[Data excerpts]
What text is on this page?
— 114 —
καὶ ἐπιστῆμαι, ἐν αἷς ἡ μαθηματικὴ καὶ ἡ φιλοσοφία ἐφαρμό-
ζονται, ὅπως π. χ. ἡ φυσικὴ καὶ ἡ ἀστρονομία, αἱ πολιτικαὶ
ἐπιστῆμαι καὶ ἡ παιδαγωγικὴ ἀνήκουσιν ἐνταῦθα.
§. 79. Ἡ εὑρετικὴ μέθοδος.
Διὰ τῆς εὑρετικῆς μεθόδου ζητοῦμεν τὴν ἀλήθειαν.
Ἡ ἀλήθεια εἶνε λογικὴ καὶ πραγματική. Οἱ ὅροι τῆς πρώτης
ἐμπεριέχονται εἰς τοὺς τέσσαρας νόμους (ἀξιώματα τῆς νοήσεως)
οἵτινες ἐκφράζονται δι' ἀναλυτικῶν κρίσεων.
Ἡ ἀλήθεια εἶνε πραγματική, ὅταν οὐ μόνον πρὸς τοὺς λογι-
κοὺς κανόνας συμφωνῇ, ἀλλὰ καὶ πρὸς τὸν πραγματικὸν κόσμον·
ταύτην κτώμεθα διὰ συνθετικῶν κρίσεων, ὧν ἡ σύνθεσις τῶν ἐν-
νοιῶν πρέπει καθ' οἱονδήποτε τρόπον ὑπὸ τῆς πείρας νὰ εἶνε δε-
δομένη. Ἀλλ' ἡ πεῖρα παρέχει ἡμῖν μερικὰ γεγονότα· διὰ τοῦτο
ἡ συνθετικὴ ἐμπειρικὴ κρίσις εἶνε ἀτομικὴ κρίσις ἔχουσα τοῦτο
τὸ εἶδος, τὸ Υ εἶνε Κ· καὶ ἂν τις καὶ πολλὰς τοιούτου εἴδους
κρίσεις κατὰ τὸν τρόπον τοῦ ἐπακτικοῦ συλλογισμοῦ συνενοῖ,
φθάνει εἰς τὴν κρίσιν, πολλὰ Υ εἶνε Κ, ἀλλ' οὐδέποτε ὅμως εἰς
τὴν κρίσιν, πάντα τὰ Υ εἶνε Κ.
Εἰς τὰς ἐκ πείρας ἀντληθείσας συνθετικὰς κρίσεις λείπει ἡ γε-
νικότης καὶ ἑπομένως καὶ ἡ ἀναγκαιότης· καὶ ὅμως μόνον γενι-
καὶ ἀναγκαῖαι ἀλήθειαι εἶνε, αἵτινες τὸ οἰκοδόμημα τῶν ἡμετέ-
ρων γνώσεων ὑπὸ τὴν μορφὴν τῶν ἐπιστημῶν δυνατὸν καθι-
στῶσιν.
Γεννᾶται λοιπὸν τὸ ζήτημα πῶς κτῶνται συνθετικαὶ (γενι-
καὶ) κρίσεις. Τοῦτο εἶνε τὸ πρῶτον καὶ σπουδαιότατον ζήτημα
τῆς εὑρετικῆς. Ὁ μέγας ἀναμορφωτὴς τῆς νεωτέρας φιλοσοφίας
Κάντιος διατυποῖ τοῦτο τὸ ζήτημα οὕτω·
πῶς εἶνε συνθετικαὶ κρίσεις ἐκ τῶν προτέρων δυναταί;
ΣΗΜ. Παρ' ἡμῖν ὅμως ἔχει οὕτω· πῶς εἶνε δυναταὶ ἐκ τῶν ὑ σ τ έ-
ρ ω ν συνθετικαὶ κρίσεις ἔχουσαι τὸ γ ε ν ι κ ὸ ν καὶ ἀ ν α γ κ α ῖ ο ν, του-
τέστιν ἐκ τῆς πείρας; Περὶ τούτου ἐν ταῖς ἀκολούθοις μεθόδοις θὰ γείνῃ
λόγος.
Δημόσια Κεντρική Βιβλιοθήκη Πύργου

...

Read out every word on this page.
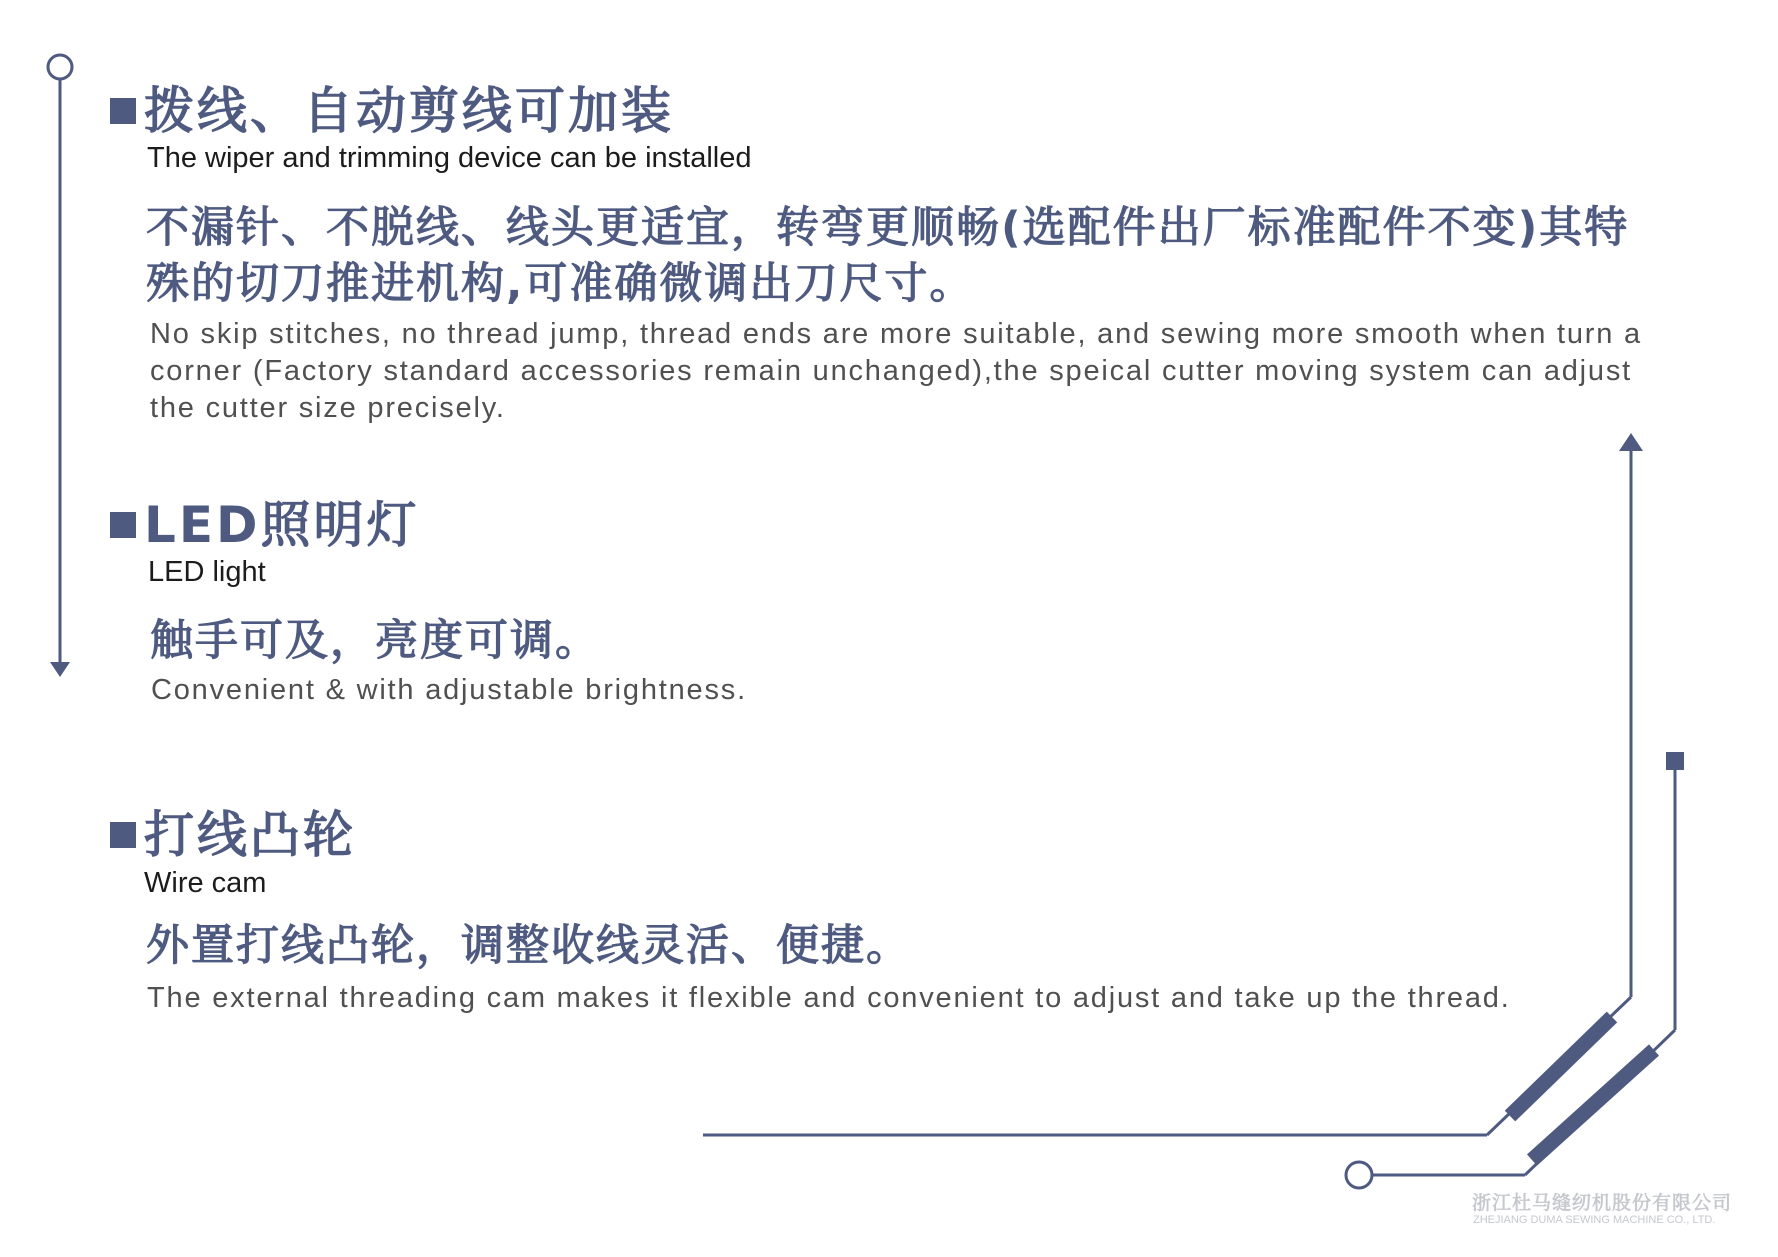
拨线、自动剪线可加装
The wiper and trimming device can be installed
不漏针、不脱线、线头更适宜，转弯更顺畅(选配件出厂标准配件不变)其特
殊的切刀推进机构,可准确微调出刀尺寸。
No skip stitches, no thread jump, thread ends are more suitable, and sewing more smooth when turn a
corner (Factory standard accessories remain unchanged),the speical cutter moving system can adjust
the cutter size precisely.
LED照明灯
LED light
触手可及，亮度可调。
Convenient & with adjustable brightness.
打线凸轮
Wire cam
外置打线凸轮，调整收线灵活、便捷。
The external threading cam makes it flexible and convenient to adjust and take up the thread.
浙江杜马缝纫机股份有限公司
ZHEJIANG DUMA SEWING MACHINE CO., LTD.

Task to carry out:
Locate each line with the word "thread" and copy it.

Result below:
No skip stitches, no thread jump, thread ends are more suitable, and sewing more smooth when turn a
The external threading cam makes it flexible and convenient to adjust and take up the thread.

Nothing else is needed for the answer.